* **SET TASK**:
Restate every entry word for word.

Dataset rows
┄┄┄┄┄┄┄┄┄┄

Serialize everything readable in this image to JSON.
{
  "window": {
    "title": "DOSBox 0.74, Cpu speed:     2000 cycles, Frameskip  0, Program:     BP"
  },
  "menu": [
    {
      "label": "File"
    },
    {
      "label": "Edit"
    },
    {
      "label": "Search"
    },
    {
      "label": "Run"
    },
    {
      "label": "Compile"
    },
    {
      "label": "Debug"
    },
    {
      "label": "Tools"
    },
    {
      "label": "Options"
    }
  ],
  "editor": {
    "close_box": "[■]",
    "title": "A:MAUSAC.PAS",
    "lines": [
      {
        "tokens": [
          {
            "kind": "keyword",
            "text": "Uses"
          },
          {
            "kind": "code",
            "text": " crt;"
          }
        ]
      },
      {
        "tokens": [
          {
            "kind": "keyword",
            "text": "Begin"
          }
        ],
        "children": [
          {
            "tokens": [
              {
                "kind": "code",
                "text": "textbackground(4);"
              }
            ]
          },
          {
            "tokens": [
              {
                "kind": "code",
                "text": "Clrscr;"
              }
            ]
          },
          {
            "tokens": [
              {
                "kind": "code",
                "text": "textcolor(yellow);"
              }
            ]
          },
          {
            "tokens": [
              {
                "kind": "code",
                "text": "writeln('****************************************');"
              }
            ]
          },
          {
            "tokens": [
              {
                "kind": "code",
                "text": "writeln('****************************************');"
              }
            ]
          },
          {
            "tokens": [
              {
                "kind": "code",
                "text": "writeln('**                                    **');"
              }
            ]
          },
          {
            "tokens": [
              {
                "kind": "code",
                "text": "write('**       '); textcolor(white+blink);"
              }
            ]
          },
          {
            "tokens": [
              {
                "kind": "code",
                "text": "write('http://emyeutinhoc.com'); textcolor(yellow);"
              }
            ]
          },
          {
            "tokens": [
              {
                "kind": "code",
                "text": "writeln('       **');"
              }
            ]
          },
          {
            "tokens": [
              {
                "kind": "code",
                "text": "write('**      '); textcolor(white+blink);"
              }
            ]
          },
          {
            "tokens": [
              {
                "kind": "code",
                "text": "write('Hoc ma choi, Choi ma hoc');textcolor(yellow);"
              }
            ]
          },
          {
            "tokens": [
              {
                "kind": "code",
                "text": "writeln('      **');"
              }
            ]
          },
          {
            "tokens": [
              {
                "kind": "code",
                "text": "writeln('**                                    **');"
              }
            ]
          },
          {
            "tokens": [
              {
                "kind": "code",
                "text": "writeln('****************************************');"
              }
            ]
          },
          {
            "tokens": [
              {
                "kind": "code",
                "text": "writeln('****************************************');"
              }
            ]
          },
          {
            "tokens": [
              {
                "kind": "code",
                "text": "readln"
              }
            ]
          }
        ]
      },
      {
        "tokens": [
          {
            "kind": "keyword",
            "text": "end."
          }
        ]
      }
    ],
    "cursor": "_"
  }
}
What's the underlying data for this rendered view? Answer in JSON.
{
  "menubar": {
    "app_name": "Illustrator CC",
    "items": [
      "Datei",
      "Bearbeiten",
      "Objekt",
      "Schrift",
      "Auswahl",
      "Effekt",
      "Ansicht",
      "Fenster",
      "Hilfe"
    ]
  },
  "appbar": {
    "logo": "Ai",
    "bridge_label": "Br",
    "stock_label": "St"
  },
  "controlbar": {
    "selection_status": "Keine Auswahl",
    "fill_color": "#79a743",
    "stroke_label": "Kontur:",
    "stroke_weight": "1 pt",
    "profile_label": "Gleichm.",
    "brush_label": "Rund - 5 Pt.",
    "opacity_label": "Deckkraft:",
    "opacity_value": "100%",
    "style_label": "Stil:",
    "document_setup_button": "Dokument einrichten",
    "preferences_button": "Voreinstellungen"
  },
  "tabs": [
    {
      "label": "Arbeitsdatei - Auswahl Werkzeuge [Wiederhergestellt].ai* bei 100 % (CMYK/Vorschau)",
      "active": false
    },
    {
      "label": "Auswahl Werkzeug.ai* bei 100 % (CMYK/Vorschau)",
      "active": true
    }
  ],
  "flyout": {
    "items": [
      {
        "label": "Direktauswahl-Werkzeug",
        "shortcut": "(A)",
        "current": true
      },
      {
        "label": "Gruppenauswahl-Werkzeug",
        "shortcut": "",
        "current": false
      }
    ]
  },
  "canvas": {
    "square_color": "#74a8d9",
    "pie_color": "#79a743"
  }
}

┄┄┄┄┄┄┄┄┄┄

* **RESULT FOR THIS TASK**:
Serialize everything readable in this image to JSON.
{
  "window": {
    "title": "DOSBox 0.74, Cpu speed:     2000 cycles, Frameskip  0, Program:     BP"
  },
  "menu": [
    {
      "label": "File"
    },
    {
      "label": "Edit"
    },
    {
      "label": "Search"
    },
    {
      "label": "Run"
    },
    {
      "label": "Compile"
    },
    {
      "label": "Debug"
    },
    {
      "label": "Tools"
    },
    {
      "label": "Options"
    }
  ],
  "editor": {
    "close_box": "[■]",
    "title": "A:MAUSAC.PAS",
    "lines": [
      {
        "tokens": [
          {
            "kind": "keyword",
            "text": "Uses"
          },
          {
            "kind": "code",
            "text": " crt;"
          }
        ]
      },
      {
        "tokens": [
          {
            "kind": "keyword",
            "text": "Begin"
          }
        ],
        "children": [
          {
            "tokens": [
              {
                "kind": "code",
                "text": "textbackground(4);"
              }
            ]
          },
          {
            "tokens": [
              {
                "kind": "code",
                "text": "Clrscr;"
              }
            ]
          },
          {
            "tokens": [
              {
                "kind": "code",
                "text": "textcolor(yellow);"
              }
            ]
          },
          {
            "tokens": [
              {
                "kind": "code",
                "text": "writeln('****************************************');"
              }
            ]
          },
          {
            "tokens": [
              {
                "kind": "code",
                "text": "writeln('****************************************');"
              }
            ]
          },
          {
            "tokens": [
              {
                "kind": "code",
                "text": "writeln('**                                    **');"
              }
            ]
          },
          {
            "tokens": [
              {
                "kind": "code",
                "text": "write('**       '); textcolor(white+blink);"
              }
            ]
          },
          {
            "tokens": [
              {
                "kind": "code",
                "text": "write('http://emyeutinhoc.com'); textcolor(yellow);"
              }
            ]
          },
          {
            "tokens": [
              {
                "kind": "code",
                "text": "writeln('       **');"
              }
            ]
          },
          {
            "tokens": [
              {
                "kind": "code",
                "text": "write('**      '); textcolor(white+blink);"
              }
            ]
          },
          {
            "tokens": [
              {
                "kind": "code",
                "text": "write('Hoc ma choi, Choi ma hoc');textcolor(yellow);"
              }
            ]
          },
          {
            "tokens": [
              {
                "kind": "code",
                "text": "writeln('      **');"
              }
            ]
          },
          {
            "tokens": [
              {
                "kind": "code",
                "text": "writeln('**                                    **');"
              }
            ]
          },
          {
            "tokens": [
              {
                "kind": "code",
                "text": "writeln('****************************************');"
              }
            ]
          },
          {
            "tokens": [
              {
                "kind": "code",
                "text": "writeln('****************************************');"
              }
            ]
          },
          {
            "tokens": [
              {
                "kind": "code",
                "text": "readln"
              }
            ]
          }
        ]
      },
      {
        "tokens": [
          {
            "kind": "keyword",
            "text": "end."
          }
        ]
      }
    ],
    "cursor": "_"
  }
}
What's the underlying data for this rendered view? Answer in JSON.
{
  "menubar": {
    "app_name": "Illustrator CC",
    "items": [
      "Datei",
      "Bearbeiten",
      "Objekt",
      "Schrift",
      "Auswahl",
      "Effekt",
      "Ansicht",
      "Fenster",
      "Hilfe"
    ]
  },
  "appbar": {
    "logo": "Ai",
    "bridge_label": "Br",
    "stock_label": "St"
  },
  "controlbar": {
    "selection_status": "Keine Auswahl",
    "fill_color": "#79a743",
    "stroke_label": "Kontur:",
    "stroke_weight": "1 pt",
    "profile_label": "Gleichm.",
    "brush_label": "Rund - 5 Pt.",
    "opacity_label": "Deckkraft:",
    "opacity_value": "100%",
    "style_label": "Stil:",
    "document_setup_button": "Dokument einrichten",
    "preferences_button": "Voreinstellungen"
  },
  "tabs": [
    {
      "label": "Arbeitsdatei - Auswahl Werkzeuge [Wiederhergestellt].ai* bei 100 % (CMYK/Vorschau)",
      "active": false
    },
    {
      "label": "Auswahl Werkzeug.ai* bei 100 % (CMYK/Vorschau)",
      "active": true
    }
  ],
  "flyout": {
    "items": [
      {
        "label": "Direktauswahl-Werkzeug",
        "shortcut": "(A)",
        "current": true
      },
      {
        "label": "Gruppenauswahl-Werkzeug",
        "shortcut": "",
        "current": false
      }
    ]
  },
  "canvas": {
    "square_color": "#74a8d9",
    "pie_color": "#79a743"
  }
}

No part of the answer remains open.